» WHAT TO PRODUCE
In the copy, include every entry exactly but none of the images.

» RECORDS SHOWN

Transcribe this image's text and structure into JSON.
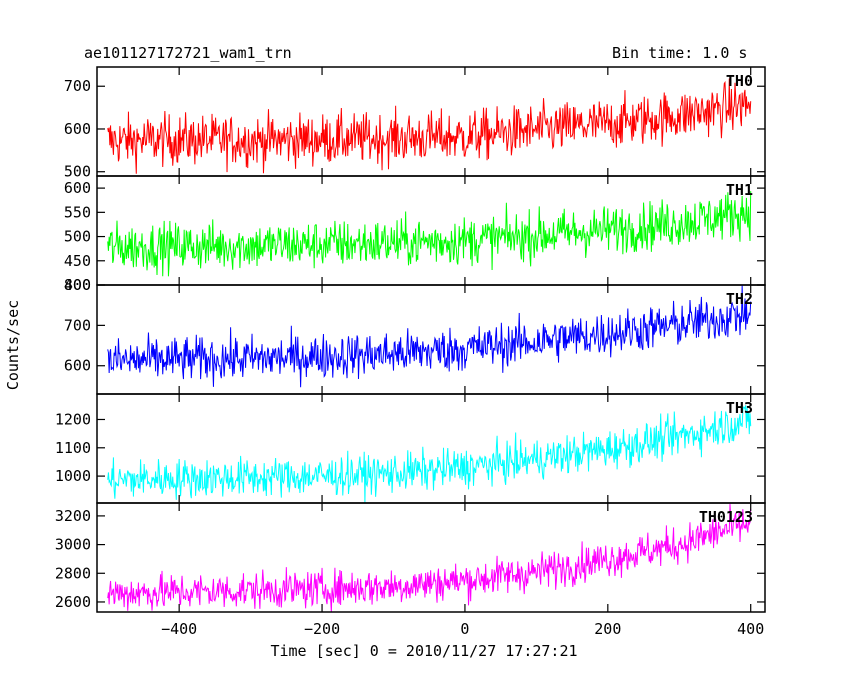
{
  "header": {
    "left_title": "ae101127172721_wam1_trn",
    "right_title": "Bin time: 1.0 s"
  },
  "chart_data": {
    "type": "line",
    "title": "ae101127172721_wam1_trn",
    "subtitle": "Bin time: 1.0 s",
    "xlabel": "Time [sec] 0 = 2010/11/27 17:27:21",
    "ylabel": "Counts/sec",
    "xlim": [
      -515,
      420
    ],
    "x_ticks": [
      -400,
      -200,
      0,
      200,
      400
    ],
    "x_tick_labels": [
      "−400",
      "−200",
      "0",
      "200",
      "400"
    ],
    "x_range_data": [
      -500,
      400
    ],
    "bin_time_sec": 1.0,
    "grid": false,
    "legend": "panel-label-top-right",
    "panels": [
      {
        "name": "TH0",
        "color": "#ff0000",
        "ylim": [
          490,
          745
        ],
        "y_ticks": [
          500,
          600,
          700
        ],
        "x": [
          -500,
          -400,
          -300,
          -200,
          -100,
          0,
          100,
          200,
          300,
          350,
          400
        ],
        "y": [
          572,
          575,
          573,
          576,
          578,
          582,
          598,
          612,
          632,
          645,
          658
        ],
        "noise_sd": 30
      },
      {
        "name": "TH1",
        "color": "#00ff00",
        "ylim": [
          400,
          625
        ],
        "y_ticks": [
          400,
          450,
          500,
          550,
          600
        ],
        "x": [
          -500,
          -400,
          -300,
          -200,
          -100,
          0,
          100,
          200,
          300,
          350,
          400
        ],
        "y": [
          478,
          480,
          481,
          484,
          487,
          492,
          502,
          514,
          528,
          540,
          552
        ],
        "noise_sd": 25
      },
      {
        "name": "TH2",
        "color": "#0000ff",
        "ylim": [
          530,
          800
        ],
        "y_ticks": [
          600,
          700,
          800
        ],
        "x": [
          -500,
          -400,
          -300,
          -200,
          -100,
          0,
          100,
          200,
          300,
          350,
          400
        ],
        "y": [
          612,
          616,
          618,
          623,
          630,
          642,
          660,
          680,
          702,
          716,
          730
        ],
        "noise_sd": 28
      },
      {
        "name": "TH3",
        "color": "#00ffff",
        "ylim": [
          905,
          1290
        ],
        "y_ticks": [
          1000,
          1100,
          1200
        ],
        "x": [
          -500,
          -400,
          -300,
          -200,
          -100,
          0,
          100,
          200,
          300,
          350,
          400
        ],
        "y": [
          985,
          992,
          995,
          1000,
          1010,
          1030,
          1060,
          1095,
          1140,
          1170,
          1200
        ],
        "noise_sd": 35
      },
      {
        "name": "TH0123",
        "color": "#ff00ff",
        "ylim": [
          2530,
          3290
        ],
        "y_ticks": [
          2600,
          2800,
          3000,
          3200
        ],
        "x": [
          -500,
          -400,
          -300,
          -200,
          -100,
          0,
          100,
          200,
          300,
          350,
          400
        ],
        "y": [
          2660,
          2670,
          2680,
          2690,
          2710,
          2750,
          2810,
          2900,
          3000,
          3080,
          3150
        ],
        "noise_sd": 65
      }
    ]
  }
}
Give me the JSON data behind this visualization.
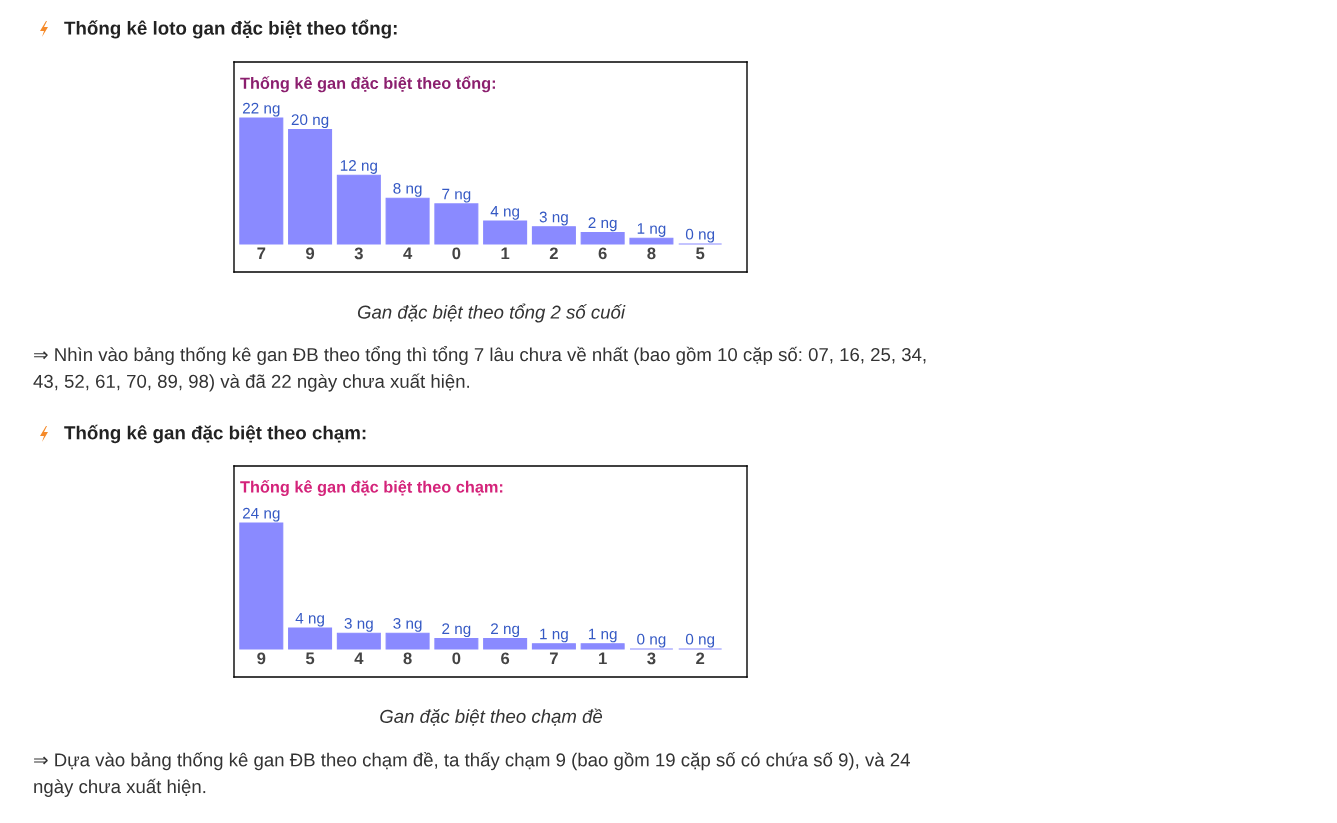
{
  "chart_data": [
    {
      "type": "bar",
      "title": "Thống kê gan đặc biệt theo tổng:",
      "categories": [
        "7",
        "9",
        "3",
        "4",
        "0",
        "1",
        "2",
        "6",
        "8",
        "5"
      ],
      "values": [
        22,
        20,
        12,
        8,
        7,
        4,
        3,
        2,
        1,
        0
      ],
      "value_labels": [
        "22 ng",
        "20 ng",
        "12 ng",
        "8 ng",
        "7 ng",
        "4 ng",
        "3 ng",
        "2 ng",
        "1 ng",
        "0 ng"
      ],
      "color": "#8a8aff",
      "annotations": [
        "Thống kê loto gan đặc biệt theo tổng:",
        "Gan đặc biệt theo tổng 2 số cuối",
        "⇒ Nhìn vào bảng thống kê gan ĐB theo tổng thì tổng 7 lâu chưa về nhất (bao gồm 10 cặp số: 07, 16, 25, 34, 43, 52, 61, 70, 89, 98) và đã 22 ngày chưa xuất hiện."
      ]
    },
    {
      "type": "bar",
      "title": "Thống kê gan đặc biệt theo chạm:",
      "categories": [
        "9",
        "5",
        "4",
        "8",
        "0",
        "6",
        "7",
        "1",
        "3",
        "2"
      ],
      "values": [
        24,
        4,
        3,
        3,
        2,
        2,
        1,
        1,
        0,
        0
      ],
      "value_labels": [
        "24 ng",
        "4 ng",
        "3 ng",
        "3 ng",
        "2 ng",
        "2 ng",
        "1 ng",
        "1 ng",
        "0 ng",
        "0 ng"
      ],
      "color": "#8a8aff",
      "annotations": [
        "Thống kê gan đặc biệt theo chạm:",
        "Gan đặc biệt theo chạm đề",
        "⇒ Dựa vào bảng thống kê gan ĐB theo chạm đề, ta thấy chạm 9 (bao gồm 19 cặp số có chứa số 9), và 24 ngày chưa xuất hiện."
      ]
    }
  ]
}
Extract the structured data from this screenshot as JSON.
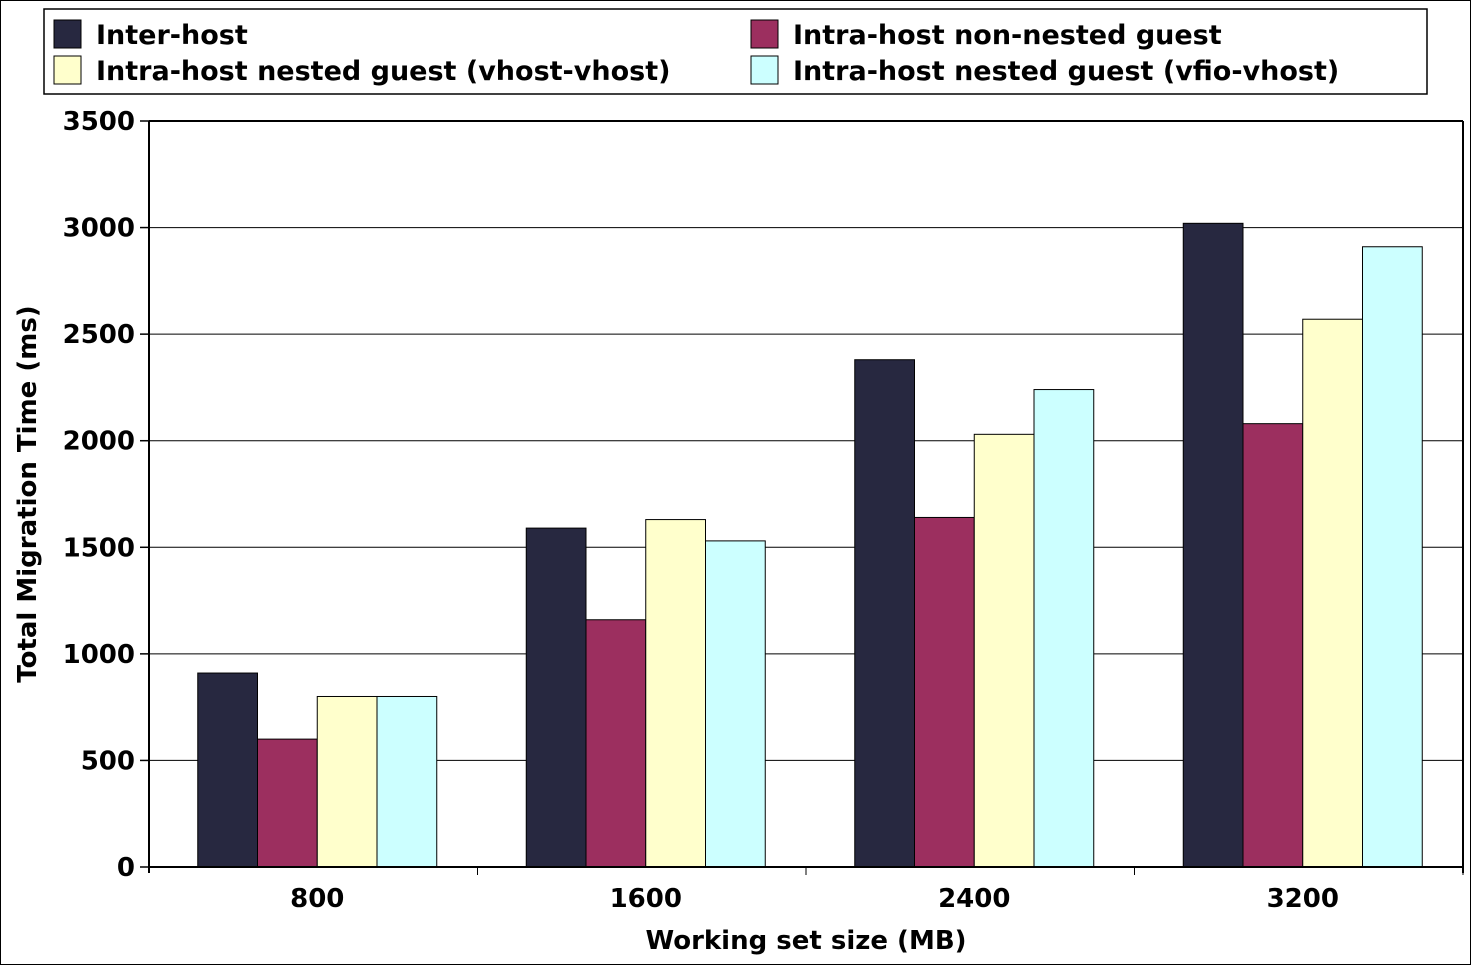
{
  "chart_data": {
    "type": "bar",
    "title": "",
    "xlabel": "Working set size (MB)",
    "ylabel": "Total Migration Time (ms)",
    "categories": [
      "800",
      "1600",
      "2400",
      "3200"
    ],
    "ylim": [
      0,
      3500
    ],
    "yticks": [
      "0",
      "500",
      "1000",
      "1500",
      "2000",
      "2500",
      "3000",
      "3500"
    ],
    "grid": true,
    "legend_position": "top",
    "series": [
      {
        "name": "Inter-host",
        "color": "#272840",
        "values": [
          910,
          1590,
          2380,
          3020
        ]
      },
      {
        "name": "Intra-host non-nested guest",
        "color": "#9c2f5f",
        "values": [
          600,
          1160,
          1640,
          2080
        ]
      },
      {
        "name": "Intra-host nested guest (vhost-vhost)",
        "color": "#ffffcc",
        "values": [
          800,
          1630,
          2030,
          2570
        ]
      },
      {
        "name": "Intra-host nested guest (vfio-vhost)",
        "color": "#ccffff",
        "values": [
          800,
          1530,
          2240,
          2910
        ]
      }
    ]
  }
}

» RESULT OF THE EXERCISE
Transcribe this image's text and structure into JSON.
{
  "header": {
    "left_title": "ae101127172721_wam1_trn",
    "right_title": "Bin time: 1.0 s"
  },
  "chart_data": {
    "type": "line",
    "title": "ae101127172721_wam1_trn",
    "subtitle": "Bin time: 1.0 s",
    "xlabel": "Time [sec] 0 = 2010/11/27 17:27:21",
    "ylabel": "Counts/sec",
    "xlim": [
      -515,
      420
    ],
    "x_ticks": [
      -400,
      -200,
      0,
      200,
      400
    ],
    "x_tick_labels": [
      "−400",
      "−200",
      "0",
      "200",
      "400"
    ],
    "x_range_data": [
      -500,
      400
    ],
    "bin_time_sec": 1.0,
    "grid": false,
    "legend": "panel-label-top-right",
    "panels": [
      {
        "name": "TH0",
        "color": "#ff0000",
        "ylim": [
          490,
          745
        ],
        "y_ticks": [
          500,
          600,
          700
        ],
        "x": [
          -500,
          -400,
          -300,
          -200,
          -100,
          0,
          100,
          200,
          300,
          350,
          400
        ],
        "y": [
          572,
          575,
          573,
          576,
          578,
          582,
          598,
          612,
          632,
          645,
          658
        ],
        "noise_sd": 30
      },
      {
        "name": "TH1",
        "color": "#00ff00",
        "ylim": [
          400,
          625
        ],
        "y_ticks": [
          400,
          450,
          500,
          550,
          600
        ],
        "x": [
          -500,
          -400,
          -300,
          -200,
          -100,
          0,
          100,
          200,
          300,
          350,
          400
        ],
        "y": [
          478,
          480,
          481,
          484,
          487,
          492,
          502,
          514,
          528,
          540,
          552
        ],
        "noise_sd": 25
      },
      {
        "name": "TH2",
        "color": "#0000ff",
        "ylim": [
          530,
          800
        ],
        "y_ticks": [
          600,
          700,
          800
        ],
        "x": [
          -500,
          -400,
          -300,
          -200,
          -100,
          0,
          100,
          200,
          300,
          350,
          400
        ],
        "y": [
          612,
          616,
          618,
          623,
          630,
          642,
          660,
          680,
          702,
          716,
          730
        ],
        "noise_sd": 28
      },
      {
        "name": "TH3",
        "color": "#00ffff",
        "ylim": [
          905,
          1290
        ],
        "y_ticks": [
          1000,
          1100,
          1200
        ],
        "x": [
          -500,
          -400,
          -300,
          -200,
          -100,
          0,
          100,
          200,
          300,
          350,
          400
        ],
        "y": [
          985,
          992,
          995,
          1000,
          1010,
          1030,
          1060,
          1095,
          1140,
          1170,
          1200
        ],
        "noise_sd": 35
      },
      {
        "name": "TH0123",
        "color": "#ff00ff",
        "ylim": [
          2530,
          3290
        ],
        "y_ticks": [
          2600,
          2800,
          3000,
          3200
        ],
        "x": [
          -500,
          -400,
          -300,
          -200,
          -100,
          0,
          100,
          200,
          300,
          350,
          400
        ],
        "y": [
          2660,
          2670,
          2680,
          2690,
          2710,
          2750,
          2810,
          2900,
          3000,
          3080,
          3150
        ],
        "noise_sd": 65
      }
    ]
  }
}
Give me the JSON data behind this visualization.
{
  "chart_data": [
    {
      "type": "bar",
      "title": "Thống kê gan đặc biệt theo tổng:",
      "categories": [
        "7",
        "9",
        "3",
        "4",
        "0",
        "1",
        "2",
        "6",
        "8",
        "5"
      ],
      "values": [
        22,
        20,
        12,
        8,
        7,
        4,
        3,
        2,
        1,
        0
      ],
      "value_labels": [
        "22 ng",
        "20 ng",
        "12 ng",
        "8 ng",
        "7 ng",
        "4 ng",
        "3 ng",
        "2 ng",
        "1 ng",
        "0 ng"
      ],
      "color": "#8a8aff",
      "annotations": [
        "Thống kê loto gan đặc biệt theo tổng:",
        "Gan đặc biệt theo tổng 2 số cuối",
        "⇒ Nhìn vào bảng thống kê gan ĐB theo tổng thì tổng 7 lâu chưa về nhất (bao gồm 10 cặp số: 07, 16, 25, 34, 43, 52, 61, 70, 89, 98) và đã 22 ngày chưa xuất hiện."
      ]
    },
    {
      "type": "bar",
      "title": "Thống kê gan đặc biệt theo chạm:",
      "categories": [
        "9",
        "5",
        "4",
        "8",
        "0",
        "6",
        "7",
        "1",
        "3",
        "2"
      ],
      "values": [
        24,
        4,
        3,
        3,
        2,
        2,
        1,
        1,
        0,
        0
      ],
      "value_labels": [
        "24 ng",
        "4 ng",
        "3 ng",
        "3 ng",
        "2 ng",
        "2 ng",
        "1 ng",
        "1 ng",
        "0 ng",
        "0 ng"
      ],
      "color": "#8a8aff",
      "annotations": [
        "Thống kê gan đặc biệt theo chạm:",
        "Gan đặc biệt theo chạm đề",
        "⇒ Dựa vào bảng thống kê gan ĐB theo chạm đề, ta thấy chạm 9 (bao gồm 19 cặp số có chứa số 9), và 24 ngày chưa xuất hiện."
      ]
    }
  ]
}
Extract the structured data from this screenshot as JSON.
{
  "chart_data": {
    "type": "bar",
    "title": "",
    "xlabel": "Working set size (MB)",
    "ylabel": "Total Migration Time (ms)",
    "categories": [
      "800",
      "1600",
      "2400",
      "3200"
    ],
    "ylim": [
      0,
      3500
    ],
    "yticks": [
      "0",
      "500",
      "1000",
      "1500",
      "2000",
      "2500",
      "3000",
      "3500"
    ],
    "grid": true,
    "legend_position": "top",
    "series": [
      {
        "name": "Inter-host",
        "color": "#272840",
        "values": [
          910,
          1590,
          2380,
          3020
        ]
      },
      {
        "name": "Intra-host non-nested guest",
        "color": "#9c2f5f",
        "values": [
          600,
          1160,
          1640,
          2080
        ]
      },
      {
        "name": "Intra-host nested guest (vhost-vhost)",
        "color": "#ffffcc",
        "values": [
          800,
          1630,
          2030,
          2570
        ]
      },
      {
        "name": "Intra-host nested guest (vfio-vhost)",
        "color": "#ccffff",
        "values": [
          800,
          1530,
          2240,
          2910
        ]
      }
    ]
  }
}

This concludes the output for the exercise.